設問: 功績倍率に関する文章のうち、「①納税者(以下J社)への税務調査が開始(恐らく2014年夏か?)」から「うことは実務上良くあります。」までを一字一句変えずに書き写してください。

提供テキスト:
---------------
この事案ですが、税務当局側が抽出した類似する企業の平均功績倍率が1.06だったという事実には変わりありませんが、実務的には、税務調査対応の失敗事例だったように想像できます。

功績倍率は一般的に3倍と言われている?

実際の税務調査実例を見る限りでは、平均功績倍率を3倍で計算する分には、特に問題となるケースは生じないというのが、当法人の経験です。しかし調査の対応を間違えると、とんでもないことが起こるという実例です。順を追ってみてみましょう。

税務調査の流れ

①納税者(以下J社)への税務調査が開始(恐らく2014年夏か?)

②J社は、税務署からの指摘事項について自主的な修正には応じず。

③税務署は「肉用牛の売却所得に関する免税」を否認する決定処分を行う(2015.3.17) ⇒J社は退職金の功績倍率を8倍として計算していたが、税務署はこの点については指摘していない。★重要な事項だけを指摘し、他の部分はスルーするということは実務上良くあります。

④J社は、上記の決定について異議申し立てを行い(2015.3.25)、税務署側に再度調査を行うように申し立てる。

⑤税務署と恐らく局査察とが合同で再度調査を行うが、この場合税務署側には、③でスルーした功績倍率(8倍)についても、再度調査を行う権限が生じる。

⑥功績倍率を調査した結果、1.06倍となる。

ポイント

税務調査においては、一部否認事項をスルーしてくれることがあります。④の異議申し立てを行う際に、その事項まで再度調査されることは、知っておかなければなりませんでした。功績倍率8倍は間違いなく否認されます。

また、功績倍率3倍というのは、ここ30年位前から使われている数字です。景気悪化に伴い実際の退職金は減少していると思いますので、実際に税務当局が本気になって調実例を調べていけば、功績倍率は、1.06倍等の3倍以下となるケースがあるということも知っておかなければなりません。
---------------
収集資料:
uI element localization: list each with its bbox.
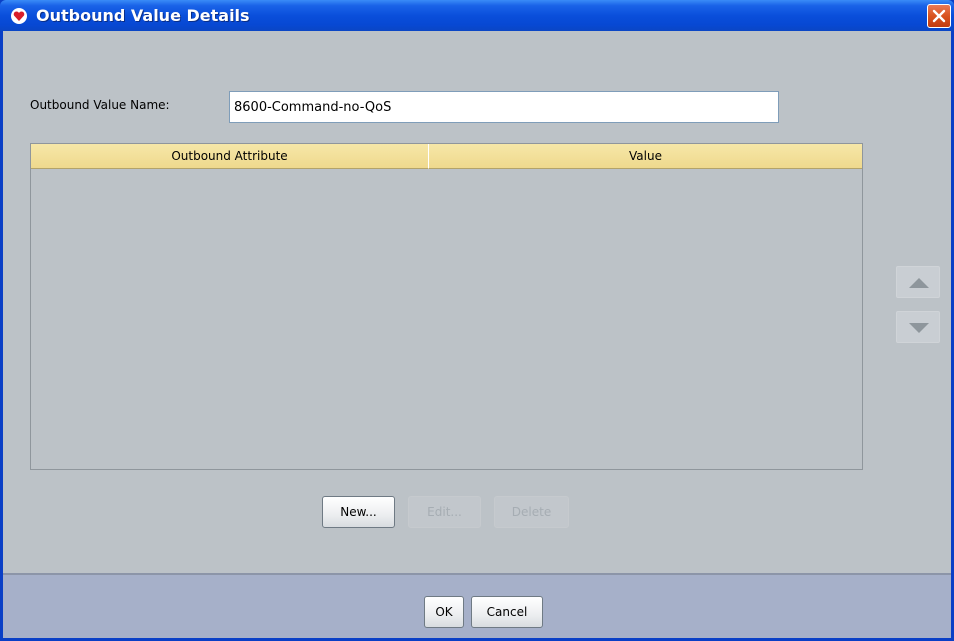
---------------
解答全文:
①納税者(以下J社)への税務調査が開始(恐らく2014年夏か?)

②J社は、税務署からの指摘事項について自主的な修正には応じず。

③税務署は「肉用牛の売却所得に関する免税」を否認する決定処分を行う(2015.3.17) ⇒J社は退職金の功績倍率を8倍として計算していたが、税務署はこの点については指摘していない。★重要な事項だけを指摘し、他の部分はスルーするということは実務上良くあります。